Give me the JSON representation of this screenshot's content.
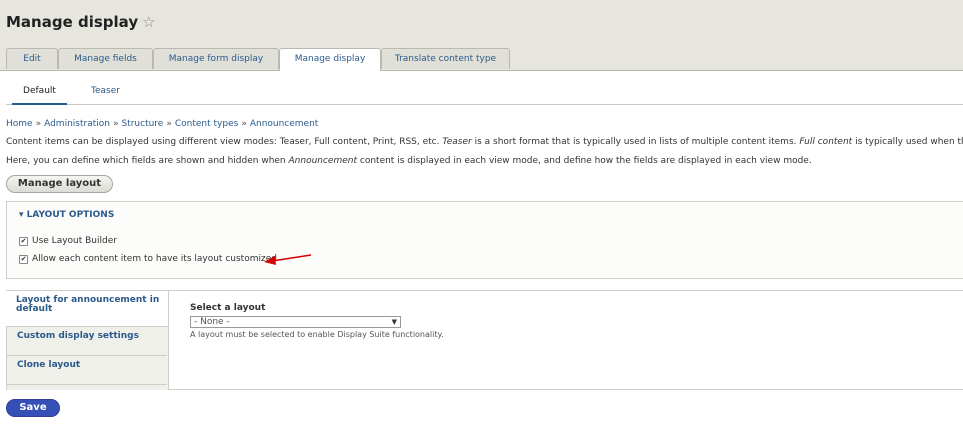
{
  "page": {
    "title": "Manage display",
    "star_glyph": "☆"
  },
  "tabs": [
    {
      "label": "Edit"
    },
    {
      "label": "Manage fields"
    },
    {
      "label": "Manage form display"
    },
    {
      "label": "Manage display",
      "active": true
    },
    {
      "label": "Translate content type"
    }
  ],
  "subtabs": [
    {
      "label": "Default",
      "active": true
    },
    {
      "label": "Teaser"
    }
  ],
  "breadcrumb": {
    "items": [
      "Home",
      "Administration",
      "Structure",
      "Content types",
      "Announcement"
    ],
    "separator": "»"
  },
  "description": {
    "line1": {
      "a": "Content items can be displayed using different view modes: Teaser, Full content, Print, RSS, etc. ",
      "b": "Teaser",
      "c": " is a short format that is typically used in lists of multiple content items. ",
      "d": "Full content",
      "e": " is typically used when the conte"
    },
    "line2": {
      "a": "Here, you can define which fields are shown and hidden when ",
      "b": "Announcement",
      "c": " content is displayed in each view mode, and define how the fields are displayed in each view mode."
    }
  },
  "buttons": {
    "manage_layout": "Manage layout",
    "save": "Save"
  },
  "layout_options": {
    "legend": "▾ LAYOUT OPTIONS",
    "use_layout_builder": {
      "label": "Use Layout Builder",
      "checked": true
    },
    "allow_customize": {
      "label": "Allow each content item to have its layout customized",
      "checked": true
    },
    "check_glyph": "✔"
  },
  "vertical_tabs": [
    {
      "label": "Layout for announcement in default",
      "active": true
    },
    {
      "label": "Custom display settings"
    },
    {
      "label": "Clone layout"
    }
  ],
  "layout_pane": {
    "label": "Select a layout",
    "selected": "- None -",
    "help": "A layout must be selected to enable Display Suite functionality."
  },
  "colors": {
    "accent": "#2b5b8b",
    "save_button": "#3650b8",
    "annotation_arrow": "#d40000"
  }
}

§ §

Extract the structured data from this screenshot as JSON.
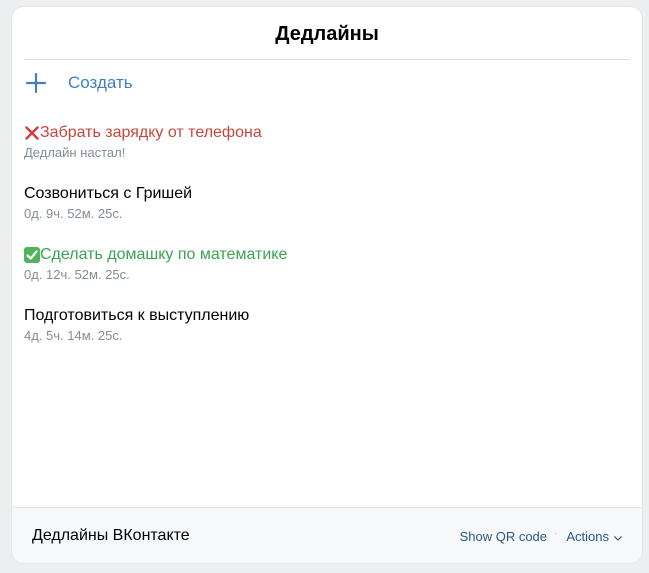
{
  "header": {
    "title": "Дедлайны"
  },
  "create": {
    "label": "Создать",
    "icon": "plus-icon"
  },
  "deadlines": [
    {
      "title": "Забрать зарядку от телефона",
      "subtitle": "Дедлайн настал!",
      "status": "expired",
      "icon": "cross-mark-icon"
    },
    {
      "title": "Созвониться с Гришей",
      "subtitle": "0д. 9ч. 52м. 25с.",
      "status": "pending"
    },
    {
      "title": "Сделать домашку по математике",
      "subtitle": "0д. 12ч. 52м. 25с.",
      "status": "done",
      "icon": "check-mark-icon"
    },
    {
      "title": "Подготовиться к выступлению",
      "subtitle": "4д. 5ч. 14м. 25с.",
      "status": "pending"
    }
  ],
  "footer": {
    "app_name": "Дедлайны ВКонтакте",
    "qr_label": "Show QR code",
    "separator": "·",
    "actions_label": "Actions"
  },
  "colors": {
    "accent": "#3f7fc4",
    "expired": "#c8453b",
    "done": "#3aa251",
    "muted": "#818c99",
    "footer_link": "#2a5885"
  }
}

§ §

● GOAL OF THE EXERCISE:
All lines holding the word "items" should be picked out and copied.

● FULL RESPONSE:
    "items": [
      "a": "Content items can be displayed using different view modes: Teaser, Full content, Print, RSS, etc. ",
      "c": " is a short format that is typically used in lists of multiple content items. ",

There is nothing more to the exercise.